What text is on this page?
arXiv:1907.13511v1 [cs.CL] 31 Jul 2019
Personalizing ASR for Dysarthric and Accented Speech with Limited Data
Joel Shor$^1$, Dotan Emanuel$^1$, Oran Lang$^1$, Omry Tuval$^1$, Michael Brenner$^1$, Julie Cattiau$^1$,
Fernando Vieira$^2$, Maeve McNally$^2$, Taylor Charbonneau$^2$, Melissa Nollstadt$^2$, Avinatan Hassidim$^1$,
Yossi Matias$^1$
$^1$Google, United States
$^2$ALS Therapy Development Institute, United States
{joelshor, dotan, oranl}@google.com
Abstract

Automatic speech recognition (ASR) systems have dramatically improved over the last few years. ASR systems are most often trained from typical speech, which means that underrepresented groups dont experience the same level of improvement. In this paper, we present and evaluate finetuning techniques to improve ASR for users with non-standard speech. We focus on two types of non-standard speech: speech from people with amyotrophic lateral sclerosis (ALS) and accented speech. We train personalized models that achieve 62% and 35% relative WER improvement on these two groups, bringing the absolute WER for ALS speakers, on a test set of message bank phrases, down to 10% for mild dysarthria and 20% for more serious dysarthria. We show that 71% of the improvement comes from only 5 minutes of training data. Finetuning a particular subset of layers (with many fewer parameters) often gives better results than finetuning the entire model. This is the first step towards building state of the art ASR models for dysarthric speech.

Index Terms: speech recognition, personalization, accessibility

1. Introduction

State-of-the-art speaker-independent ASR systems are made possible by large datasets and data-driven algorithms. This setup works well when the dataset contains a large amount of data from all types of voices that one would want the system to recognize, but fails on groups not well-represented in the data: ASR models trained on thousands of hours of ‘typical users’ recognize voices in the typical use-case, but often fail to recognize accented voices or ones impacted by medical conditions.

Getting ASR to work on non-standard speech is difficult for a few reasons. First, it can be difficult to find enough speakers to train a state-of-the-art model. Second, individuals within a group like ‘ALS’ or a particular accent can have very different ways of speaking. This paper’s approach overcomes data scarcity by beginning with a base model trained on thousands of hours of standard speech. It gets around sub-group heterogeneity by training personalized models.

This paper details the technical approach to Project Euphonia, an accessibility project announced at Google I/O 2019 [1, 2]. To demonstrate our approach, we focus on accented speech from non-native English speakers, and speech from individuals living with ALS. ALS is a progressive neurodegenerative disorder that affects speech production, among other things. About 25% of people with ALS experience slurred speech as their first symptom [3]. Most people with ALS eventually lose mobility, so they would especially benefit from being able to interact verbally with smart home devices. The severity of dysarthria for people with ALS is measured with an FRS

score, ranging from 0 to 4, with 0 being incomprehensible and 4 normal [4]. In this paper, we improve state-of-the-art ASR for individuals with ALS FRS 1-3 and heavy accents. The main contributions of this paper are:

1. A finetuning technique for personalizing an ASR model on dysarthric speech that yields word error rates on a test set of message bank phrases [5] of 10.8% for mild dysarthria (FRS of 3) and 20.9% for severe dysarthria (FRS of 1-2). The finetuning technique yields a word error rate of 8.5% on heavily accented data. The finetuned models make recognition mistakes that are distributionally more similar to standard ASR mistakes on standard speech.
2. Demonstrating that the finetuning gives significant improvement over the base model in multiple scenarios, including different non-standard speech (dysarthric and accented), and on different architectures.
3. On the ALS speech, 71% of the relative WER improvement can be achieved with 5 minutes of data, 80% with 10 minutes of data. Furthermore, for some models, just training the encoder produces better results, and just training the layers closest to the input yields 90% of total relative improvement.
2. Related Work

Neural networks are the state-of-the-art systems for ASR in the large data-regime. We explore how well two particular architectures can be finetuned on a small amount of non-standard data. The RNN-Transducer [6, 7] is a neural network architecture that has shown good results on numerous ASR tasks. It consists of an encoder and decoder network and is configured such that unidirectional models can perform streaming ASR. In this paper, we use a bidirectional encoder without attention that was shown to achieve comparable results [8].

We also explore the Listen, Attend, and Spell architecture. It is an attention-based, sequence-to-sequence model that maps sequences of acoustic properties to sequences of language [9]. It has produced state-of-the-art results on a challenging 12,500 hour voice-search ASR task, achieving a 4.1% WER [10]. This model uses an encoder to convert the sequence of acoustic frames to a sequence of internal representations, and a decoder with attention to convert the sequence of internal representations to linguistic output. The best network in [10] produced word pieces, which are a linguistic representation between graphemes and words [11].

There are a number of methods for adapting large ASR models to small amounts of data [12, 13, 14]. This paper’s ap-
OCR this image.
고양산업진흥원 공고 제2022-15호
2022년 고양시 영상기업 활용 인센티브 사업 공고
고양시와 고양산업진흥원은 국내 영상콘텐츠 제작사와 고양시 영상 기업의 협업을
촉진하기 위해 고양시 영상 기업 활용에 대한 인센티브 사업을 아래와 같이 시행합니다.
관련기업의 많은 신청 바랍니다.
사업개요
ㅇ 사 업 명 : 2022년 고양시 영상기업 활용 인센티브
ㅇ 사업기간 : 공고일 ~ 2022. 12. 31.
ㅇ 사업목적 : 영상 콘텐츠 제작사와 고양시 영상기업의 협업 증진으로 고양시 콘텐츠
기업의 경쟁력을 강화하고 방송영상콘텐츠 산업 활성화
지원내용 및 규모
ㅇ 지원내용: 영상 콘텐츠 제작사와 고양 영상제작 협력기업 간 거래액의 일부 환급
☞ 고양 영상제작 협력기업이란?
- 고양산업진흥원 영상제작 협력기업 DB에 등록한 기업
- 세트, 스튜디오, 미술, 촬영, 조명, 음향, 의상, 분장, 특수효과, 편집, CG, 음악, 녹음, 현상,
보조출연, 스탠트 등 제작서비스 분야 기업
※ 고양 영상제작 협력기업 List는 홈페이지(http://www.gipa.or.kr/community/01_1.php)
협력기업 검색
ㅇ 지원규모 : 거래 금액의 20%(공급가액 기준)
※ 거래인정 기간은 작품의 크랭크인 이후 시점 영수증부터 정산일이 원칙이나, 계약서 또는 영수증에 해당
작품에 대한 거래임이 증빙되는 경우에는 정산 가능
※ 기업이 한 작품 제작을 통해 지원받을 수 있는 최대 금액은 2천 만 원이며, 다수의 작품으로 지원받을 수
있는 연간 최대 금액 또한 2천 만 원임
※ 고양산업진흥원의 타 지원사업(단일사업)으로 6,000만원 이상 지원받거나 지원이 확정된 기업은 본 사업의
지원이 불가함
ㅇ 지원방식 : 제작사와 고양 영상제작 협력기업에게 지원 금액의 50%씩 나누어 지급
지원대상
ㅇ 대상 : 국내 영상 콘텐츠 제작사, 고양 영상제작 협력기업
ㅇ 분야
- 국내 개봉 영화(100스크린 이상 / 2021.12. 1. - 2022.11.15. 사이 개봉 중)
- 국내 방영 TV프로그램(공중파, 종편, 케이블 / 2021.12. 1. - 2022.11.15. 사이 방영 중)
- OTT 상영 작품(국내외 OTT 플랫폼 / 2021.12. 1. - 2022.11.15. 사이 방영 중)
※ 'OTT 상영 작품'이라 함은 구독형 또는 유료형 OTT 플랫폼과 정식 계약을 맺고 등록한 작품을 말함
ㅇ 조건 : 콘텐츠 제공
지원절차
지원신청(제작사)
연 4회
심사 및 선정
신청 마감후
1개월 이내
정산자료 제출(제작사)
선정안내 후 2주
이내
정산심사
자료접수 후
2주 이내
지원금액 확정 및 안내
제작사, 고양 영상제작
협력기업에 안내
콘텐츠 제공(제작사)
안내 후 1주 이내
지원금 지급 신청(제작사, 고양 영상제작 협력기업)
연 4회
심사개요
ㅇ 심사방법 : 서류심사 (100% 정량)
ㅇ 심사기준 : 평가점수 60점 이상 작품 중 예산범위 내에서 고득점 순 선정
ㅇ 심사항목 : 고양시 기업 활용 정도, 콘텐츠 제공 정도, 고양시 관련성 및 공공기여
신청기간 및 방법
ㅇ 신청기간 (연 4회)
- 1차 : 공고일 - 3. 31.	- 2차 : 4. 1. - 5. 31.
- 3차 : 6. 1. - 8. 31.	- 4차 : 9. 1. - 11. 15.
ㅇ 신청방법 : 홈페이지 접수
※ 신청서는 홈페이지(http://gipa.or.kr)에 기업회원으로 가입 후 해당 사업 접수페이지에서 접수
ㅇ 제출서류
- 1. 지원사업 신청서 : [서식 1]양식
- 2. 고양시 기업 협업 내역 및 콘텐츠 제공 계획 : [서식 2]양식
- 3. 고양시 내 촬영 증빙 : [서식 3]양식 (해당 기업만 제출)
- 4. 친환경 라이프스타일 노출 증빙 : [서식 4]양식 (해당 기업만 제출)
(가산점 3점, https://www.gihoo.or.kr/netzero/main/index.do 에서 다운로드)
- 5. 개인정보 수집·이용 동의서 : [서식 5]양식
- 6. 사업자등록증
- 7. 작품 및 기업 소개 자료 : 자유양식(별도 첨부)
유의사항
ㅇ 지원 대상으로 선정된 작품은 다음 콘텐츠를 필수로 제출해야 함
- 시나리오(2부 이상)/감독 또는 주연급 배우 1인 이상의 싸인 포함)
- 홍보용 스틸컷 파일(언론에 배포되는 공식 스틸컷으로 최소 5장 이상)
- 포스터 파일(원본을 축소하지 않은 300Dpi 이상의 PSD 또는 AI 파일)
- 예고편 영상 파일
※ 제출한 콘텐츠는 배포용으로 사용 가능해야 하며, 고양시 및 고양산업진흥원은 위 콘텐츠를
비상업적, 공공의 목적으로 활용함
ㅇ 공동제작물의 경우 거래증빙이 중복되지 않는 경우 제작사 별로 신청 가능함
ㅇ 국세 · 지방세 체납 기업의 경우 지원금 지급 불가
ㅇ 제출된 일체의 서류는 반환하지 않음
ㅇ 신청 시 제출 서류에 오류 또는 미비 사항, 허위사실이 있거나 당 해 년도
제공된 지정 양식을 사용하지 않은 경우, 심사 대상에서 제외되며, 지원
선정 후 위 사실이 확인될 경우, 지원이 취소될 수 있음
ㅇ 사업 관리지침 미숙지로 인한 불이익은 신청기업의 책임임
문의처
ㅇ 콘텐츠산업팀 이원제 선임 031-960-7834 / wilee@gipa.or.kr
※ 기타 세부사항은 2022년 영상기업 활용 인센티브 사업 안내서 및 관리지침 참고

##############################

_Brief_
Look over the material above and show each line where "accessibility" appears.

_Solution for this task_
Index Terms: speech recognition, personalization, accessibility
This paper details the technical approach to Project Euphonia, an accessibility project announced at Google I/O 2019 [1, 2]. To demonstrate our approach, we focus on accented speech from non-native English speakers, and speech from individuals living with ALS. ALS is a progressive neurodegenerative disorder that affects speech production, among other things. About 25% of people with ALS experience slurred speech as their first symptom [3]. Most people with ALS eventually lose mobility, so they would especially benefit from being able to interact verbally with smart home devices. The severity of dysarthria for people with ALS is measured with an FRS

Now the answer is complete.